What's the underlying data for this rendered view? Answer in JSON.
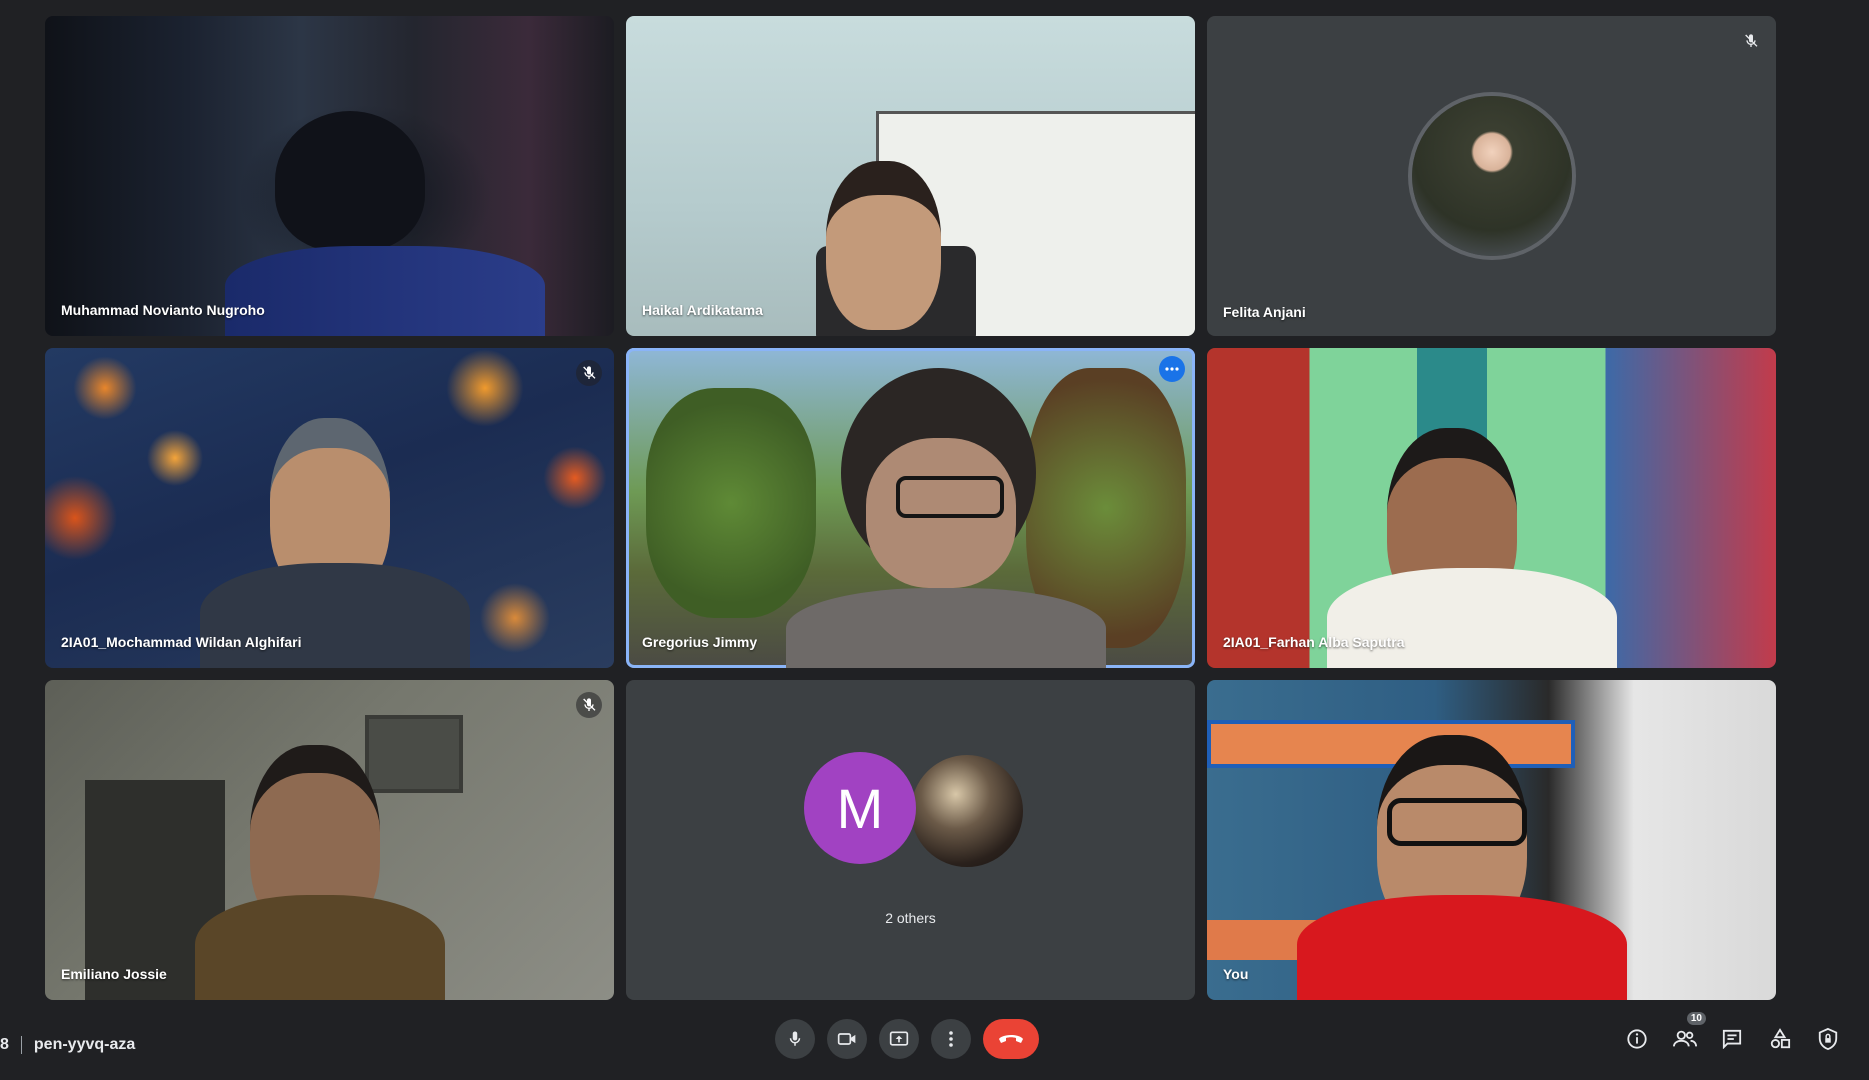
{
  "participants": [
    {
      "name": "Muhammad Novianto Nugroho",
      "muted": false
    },
    {
      "name": "Haikal Ardikatama",
      "muted": false
    },
    {
      "name": "Felita Anjani",
      "muted": true
    },
    {
      "name": "2IA01_Mochammad Wildan Alghifari",
      "muted": true
    },
    {
      "name": "Gregorius Jimmy",
      "muted": false,
      "active_speaker": true
    },
    {
      "name": "2IA01_Farhan Alba Saputra",
      "muted": false
    },
    {
      "name": "Emiliano Jossie",
      "muted": true
    },
    {
      "name": "You",
      "muted": false
    }
  ],
  "others_tile": {
    "avatar_letter": "M",
    "label": "2 others",
    "avatar_color": "#a142c2"
  },
  "meeting": {
    "time_fragment": "8",
    "code": "pen-yyvq-aza"
  },
  "people_count": "10",
  "colors": {
    "background": "#202124",
    "tile": "#3c4043",
    "end_call": "#ea4335",
    "active_outline": "#8ab4f8"
  }
}
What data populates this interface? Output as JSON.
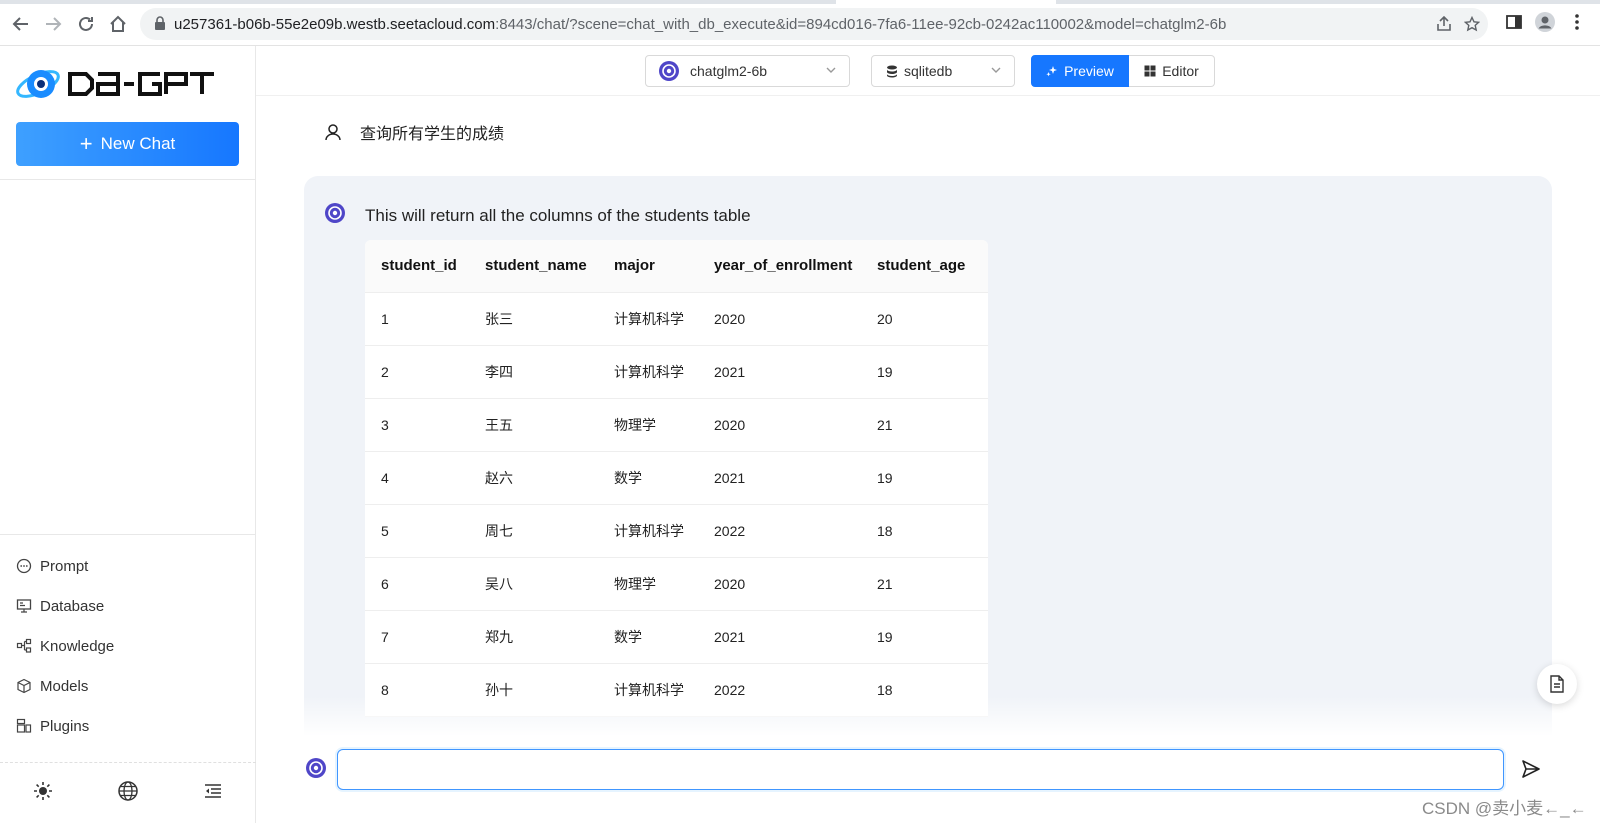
{
  "browser": {
    "url_host": "u257361-b06b-55e2e09b.westb.seetacloud.com",
    "url_rest": ":8443/chat/?scene=chat_with_db_execute&id=894cd016-7fa6-11ee-92cb-0242ac110002&model=chatglm2-6b"
  },
  "sidebar": {
    "new_chat_label": "New Chat",
    "items": [
      {
        "label": "Prompt",
        "icon": "chat-bubble-icon"
      },
      {
        "label": "Database",
        "icon": "monitor-icon"
      },
      {
        "label": "Knowledge",
        "icon": "sitemap-icon"
      },
      {
        "label": "Models",
        "icon": "cube-icon"
      },
      {
        "label": "Plugins",
        "icon": "plugin-icon"
      }
    ],
    "bottom_icons": [
      "sun-icon",
      "globe-icon",
      "menu-fold-icon"
    ]
  },
  "header": {
    "model_select": "chatglm2-6b",
    "db_select": "sqlitedb",
    "preview_label": "Preview",
    "editor_label": "Editor"
  },
  "chat": {
    "user_message": "查询所有学生的成绩",
    "answer_text": "This will return all the columns of the students table",
    "table": {
      "columns": [
        "student_id",
        "student_name",
        "major",
        "year_of_enrollment",
        "student_age"
      ],
      "rows": [
        [
          "1",
          "张三",
          "计算机科学",
          "2020",
          "20"
        ],
        [
          "2",
          "李四",
          "计算机科学",
          "2021",
          "19"
        ],
        [
          "3",
          "王五",
          "物理学",
          "2020",
          "21"
        ],
        [
          "4",
          "赵六",
          "数学",
          "2021",
          "19"
        ],
        [
          "5",
          "周七",
          "计算机科学",
          "2022",
          "18"
        ],
        [
          "6",
          "吴八",
          "物理学",
          "2020",
          "21"
        ],
        [
          "7",
          "郑九",
          "数学",
          "2021",
          "19"
        ],
        [
          "8",
          "孙十",
          "计算机科学",
          "2022",
          "18"
        ]
      ]
    },
    "input_value": ""
  },
  "watermark": "CSDN @卖小麦←_←",
  "colors": {
    "accent": "#1677ff",
    "answer_bg": "#f0f3f8",
    "logo_blue": "#1a8cff"
  }
}
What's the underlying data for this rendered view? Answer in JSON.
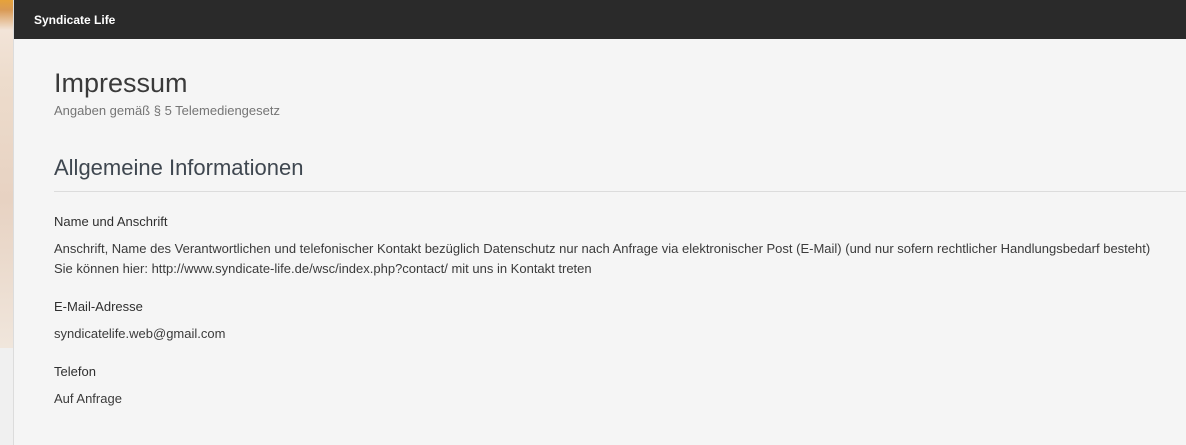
{
  "header": {
    "brand": "Syndicate Life"
  },
  "page": {
    "title": "Impressum",
    "subtitle": "Angaben gemäß § 5 Telemediengesetz"
  },
  "section": {
    "title": "Allgemeine Informationen",
    "fields": [
      {
        "label": "Name und Anschrift",
        "lines": [
          "Anschrift, Name des Verantwortlichen und telefonischer Kontakt bezüglich Datenschutz nur nach Anfrage via elektronischer Post (E-Mail) (und nur sofern rechtlicher Handlungsbedarf besteht)",
          "Sie können hier: http://www.syndicate-life.de/wsc/index.php?contact/ mit uns in Kontakt treten"
        ]
      },
      {
        "label": "E-Mail-Adresse",
        "lines": [
          "syndicatelife.web@gmail.com"
        ]
      },
      {
        "label": "Telefon",
        "lines": [
          "Auf Anfrage"
        ]
      }
    ]
  }
}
★ ★ ★ ★
- [Exercise task]
Show every line in the entries where the string "Kontakt" occurs.

- [The completed task]
          "Anschrift, Name des Verantwortlichen und telefonischer Kontakt bezüglich Datenschutz nur nach Anfrage via elektronischer Post (E-Mail) (und nur sofern rechtlicher Handlungsbedarf besteht)",
          "Sie können hier: http://www.syndicate-life.de/wsc/index.php?contact/ mit uns in Kontakt treten"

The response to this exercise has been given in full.